TASK OBJECTIVE: Print every line of the records below exactly as it appears, leaving the pictures out of your answer.

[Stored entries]
+-------+
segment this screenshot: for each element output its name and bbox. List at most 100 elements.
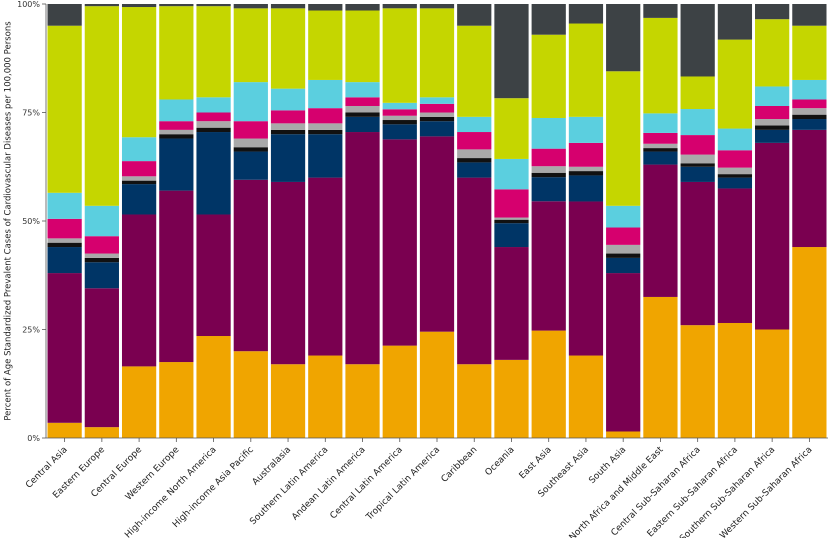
bar-segment-7-1 (47, 192, 82, 219)
bar-segment-6-2 (84, 236, 119, 254)
bar-segment-8-2 (84, 6, 119, 206)
bar-segment-6-10 (382, 109, 417, 116)
bar-segment-9-8 (308, 4, 343, 11)
bar-segment-9-16 (606, 4, 641, 72)
bar-segment-8-21 (792, 25, 827, 80)
bar-segment-2-5 (196, 214, 231, 337)
bar-segment-8-3 (121, 7, 157, 138)
bar-segment-2-4 (159, 190, 194, 363)
bar-segment-4-10 (382, 120, 417, 125)
x-tick-label: Caribbean (440, 445, 480, 485)
x-tick-label: High-income Asia Pacific (171, 445, 256, 530)
bar-segment-8-19 (717, 39, 753, 129)
bar-segment-9-7 (270, 4, 306, 9)
bar-segment-6-4 (159, 121, 194, 130)
y-tick-label: 25% (22, 326, 40, 335)
bar-segment-9-13 (494, 4, 529, 99)
bar-segment-8-17 (643, 17, 678, 114)
bar-segment-1-8 (308, 355, 343, 438)
bar-segment-9-21 (792, 4, 827, 26)
bar-segment-7-19 (717, 128, 753, 151)
y-tick-label: 0% (27, 434, 40, 443)
bar-segment-4-20 (755, 125, 790, 130)
bar-segment-2-14 (531, 201, 566, 331)
bar-segment-2-16 (606, 273, 641, 432)
bar-segment-1-19 (717, 322, 753, 438)
bar-segment-6-7 (270, 110, 306, 124)
bar-segment-6-9 (345, 97, 380, 106)
bar-segment-9-3 (121, 4, 157, 8)
x-tick-label: Andean Latin America (290, 445, 367, 522)
x-tick-label: Tropical Latin America (364, 445, 442, 523)
bar-segment-4-3 (121, 180, 157, 185)
bar-segment-7-12 (457, 116, 492, 133)
bar-segment-2-3 (121, 214, 157, 367)
bar-segment-9-14 (531, 4, 566, 35)
bar-segment-5-5 (196, 121, 231, 128)
bar-segment-3-21 (792, 119, 827, 130)
bar-segment-4-18 (680, 163, 715, 167)
bar-segment-5-7 (270, 123, 306, 130)
bar-segment-7-18 (680, 109, 715, 136)
bar-segment-6-11 (419, 103, 455, 113)
bar-segment-2-7 (270, 181, 306, 365)
bar-segment-4-6 (233, 147, 268, 152)
bar-segment-3-15 (568, 175, 604, 202)
bar-segment-1-7 (270, 364, 306, 438)
bar-segment-3-8 (308, 134, 343, 178)
y-tick-label: 100% (17, 0, 40, 9)
bar-segment-5-13 (494, 217, 529, 220)
bar-segment-1-14 (531, 330, 566, 438)
bar-segment-4-11 (419, 116, 455, 122)
bar-segment-6-16 (606, 227, 641, 245)
y-tick-label: 50% (22, 217, 40, 226)
bar-segment-1-2 (84, 427, 119, 438)
bar-segment-7-14 (531, 117, 566, 149)
bar-segment-5-14 (531, 166, 566, 173)
bar-segment-1-18 (680, 325, 715, 438)
bar-segment-1-13 (494, 359, 529, 438)
bar-segment-9-17 (643, 4, 678, 18)
bar-segment-3-1 (47, 247, 82, 274)
x-tick-label: East Asia (518, 445, 554, 481)
bar-segment-2-8 (308, 177, 343, 356)
bar-segment-7-2 (84, 205, 119, 237)
bar-segment-2-15 (568, 201, 604, 356)
bar-segment-8-20 (755, 19, 790, 87)
bar-segment-9-15 (568, 4, 604, 24)
bar-segment-7-7 (270, 88, 306, 111)
bar-segment-6-8 (308, 108, 343, 124)
bar-segment-8-14 (531, 34, 566, 118)
bar-segment-1-20 (755, 329, 790, 438)
bar-segment-5-18 (680, 154, 715, 164)
bar-segment-7-13 (494, 158, 529, 190)
bar-segment-3-7 (270, 134, 306, 182)
bar-segment-5-3 (121, 176, 157, 181)
bar-segment-7-3 (121, 137, 157, 162)
bar-segment-1-5 (196, 336, 231, 438)
bar-segment-4-13 (494, 219, 529, 224)
bar-segment-9-1 (47, 4, 82, 26)
bar-segment-9-6 (233, 4, 268, 9)
bar-segment-3-6 (233, 151, 268, 180)
bar-segment-7-10 (382, 102, 417, 110)
bar-segment-9-5 (196, 4, 231, 7)
bar-segment-1-11 (419, 331, 455, 438)
x-tick-label: South Asia (587, 445, 628, 486)
bar-segment-9-19 (717, 4, 753, 40)
y-tick-label: 75% (22, 109, 40, 118)
bar-segment-6-1 (47, 218, 82, 239)
bar-segment-5-1 (47, 238, 82, 243)
bar-segment-8-5 (196, 6, 231, 98)
bar-segment-3-19 (717, 177, 753, 189)
bar-segment-6-6 (233, 121, 268, 139)
bar-segment-4-8 (308, 129, 343, 135)
bar-segment-3-3 (121, 184, 157, 215)
bar-segment-4-19 (717, 174, 753, 178)
bar-segment-8-8 (308, 10, 343, 80)
y-axis-title: Percent of Age Standardized Prevalent Ca… (4, 21, 14, 421)
bar-segment-5-10 (382, 115, 417, 121)
bar-segment-5-9 (345, 105, 380, 113)
bar-segment-7-15 (568, 116, 604, 143)
bar-segment-2-2 (84, 288, 119, 428)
+-------+
WORKED ANSWER:
segment this screenshot: for each element output its name and bbox. List at most 100 elements.
bar-segment-7-1 (47, 192, 82, 219)
bar-segment-6-2 (84, 236, 119, 254)
bar-segment-8-2 (84, 6, 119, 206)
bar-segment-6-10 (382, 109, 417, 116)
bar-segment-9-8 (308, 4, 343, 11)
bar-segment-9-16 (606, 4, 641, 72)
bar-segment-8-21 (792, 25, 827, 80)
bar-segment-2-5 (196, 214, 231, 337)
bar-segment-8-3 (121, 7, 157, 138)
bar-segment-2-4 (159, 190, 194, 363)
bar-segment-4-10 (382, 120, 417, 125)
x-tick-label: Caribbean (440, 445, 480, 485)
x-tick-label: High-income Asia Pacific (171, 445, 256, 530)
bar-segment-8-19 (717, 39, 753, 129)
bar-segment-9-7 (270, 4, 306, 9)
bar-segment-6-4 (159, 121, 194, 130)
y-tick-label: 25% (22, 326, 40, 335)
bar-segment-9-13 (494, 4, 529, 99)
bar-segment-8-17 (643, 17, 678, 114)
bar-segment-1-8 (308, 355, 343, 438)
bar-segment-9-21 (792, 4, 827, 26)
bar-segment-7-19 (717, 128, 753, 151)
y-tick-label: 0% (27, 434, 40, 443)
bar-segment-4-20 (755, 125, 790, 130)
bar-segment-2-14 (531, 201, 566, 331)
bar-segment-2-16 (606, 273, 641, 432)
bar-segment-1-19 (717, 322, 753, 438)
bar-segment-6-7 (270, 110, 306, 124)
bar-segment-6-9 (345, 97, 380, 106)
bar-segment-9-3 (121, 4, 157, 8)
x-tick-label: Andean Latin America (290, 445, 367, 522)
x-tick-label: Tropical Latin America (364, 445, 442, 523)
bar-segment-4-3 (121, 180, 157, 185)
bar-segment-7-12 (457, 116, 492, 133)
bar-segment-2-3 (121, 214, 157, 367)
bar-segment-9-14 (531, 4, 566, 35)
bar-segment-5-5 (196, 121, 231, 128)
bar-segment-3-21 (792, 119, 827, 130)
bar-segment-4-18 (680, 163, 715, 167)
bar-segment-5-7 (270, 123, 306, 130)
bar-segment-7-18 (680, 109, 715, 136)
bar-segment-6-11 (419, 103, 455, 113)
bar-segment-2-7 (270, 181, 306, 365)
bar-segment-4-6 (233, 147, 268, 152)
bar-segment-3-15 (568, 175, 604, 202)
bar-segment-1-7 (270, 364, 306, 438)
bar-segment-3-8 (308, 134, 343, 178)
y-tick-label: 100% (17, 0, 40, 9)
bar-segment-5-13 (494, 217, 529, 220)
bar-segment-1-14 (531, 330, 566, 438)
bar-segment-4-11 (419, 116, 455, 122)
bar-segment-6-16 (606, 227, 641, 245)
y-tick-label: 50% (22, 217, 40, 226)
bar-segment-1-2 (84, 427, 119, 438)
bar-segment-7-14 (531, 117, 566, 149)
bar-segment-5-14 (531, 166, 566, 173)
bar-segment-1-18 (680, 325, 715, 438)
bar-segment-1-13 (494, 359, 529, 438)
bar-segment-9-17 (643, 4, 678, 18)
bar-segment-3-1 (47, 247, 82, 274)
x-tick-label: East Asia (518, 445, 554, 481)
bar-segment-2-8 (308, 177, 343, 356)
bar-segment-7-2 (84, 205, 119, 237)
bar-segment-2-15 (568, 201, 604, 356)
bar-segment-8-20 (755, 19, 790, 87)
bar-segment-9-15 (568, 4, 604, 24)
bar-segment-7-7 (270, 88, 306, 111)
bar-segment-6-8 (308, 108, 343, 124)
bar-segment-8-14 (531, 34, 566, 118)
bar-segment-1-20 (755, 329, 790, 438)
bar-segment-5-18 (680, 154, 715, 164)
bar-segment-7-13 (494, 158, 529, 190)
bar-segment-3-7 (270, 134, 306, 182)
bar-segment-5-3 (121, 176, 157, 181)
bar-segment-7-3 (121, 137, 157, 162)
bar-segment-1-5 (196, 336, 231, 438)
bar-segment-4-13 (494, 219, 529, 224)
bar-segment-9-1 (47, 4, 82, 26)
bar-segment-9-6 (233, 4, 268, 9)
bar-segment-3-6 (233, 151, 268, 180)
bar-segment-7-10 (382, 102, 417, 110)
bar-segment-9-5 (196, 4, 231, 7)
bar-segment-1-11 (419, 331, 455, 438)
x-tick-label: South Asia (587, 445, 628, 486)
bar-segment-9-19 (717, 4, 753, 40)
y-tick-label: 75% (22, 109, 40, 118)
bar-segment-6-1 (47, 218, 82, 239)
bar-segment-5-1 (47, 238, 82, 243)
bar-segment-8-5 (196, 6, 231, 98)
bar-segment-3-19 (717, 177, 753, 189)
bar-segment-6-6 (233, 121, 268, 139)
bar-segment-4-8 (308, 129, 343, 135)
bar-segment-3-3 (121, 184, 157, 215)
bar-segment-4-19 (717, 174, 753, 178)
bar-segment-8-8 (308, 10, 343, 80)
y-axis-title: Percent of Age Standardized Prevalent Ca… (4, 21, 14, 421)
bar-segment-5-10 (382, 115, 417, 121)
bar-segment-5-9 (345, 105, 380, 113)
bar-segment-7-15 (568, 116, 604, 143)
bar-segment-2-2 (84, 288, 119, 428)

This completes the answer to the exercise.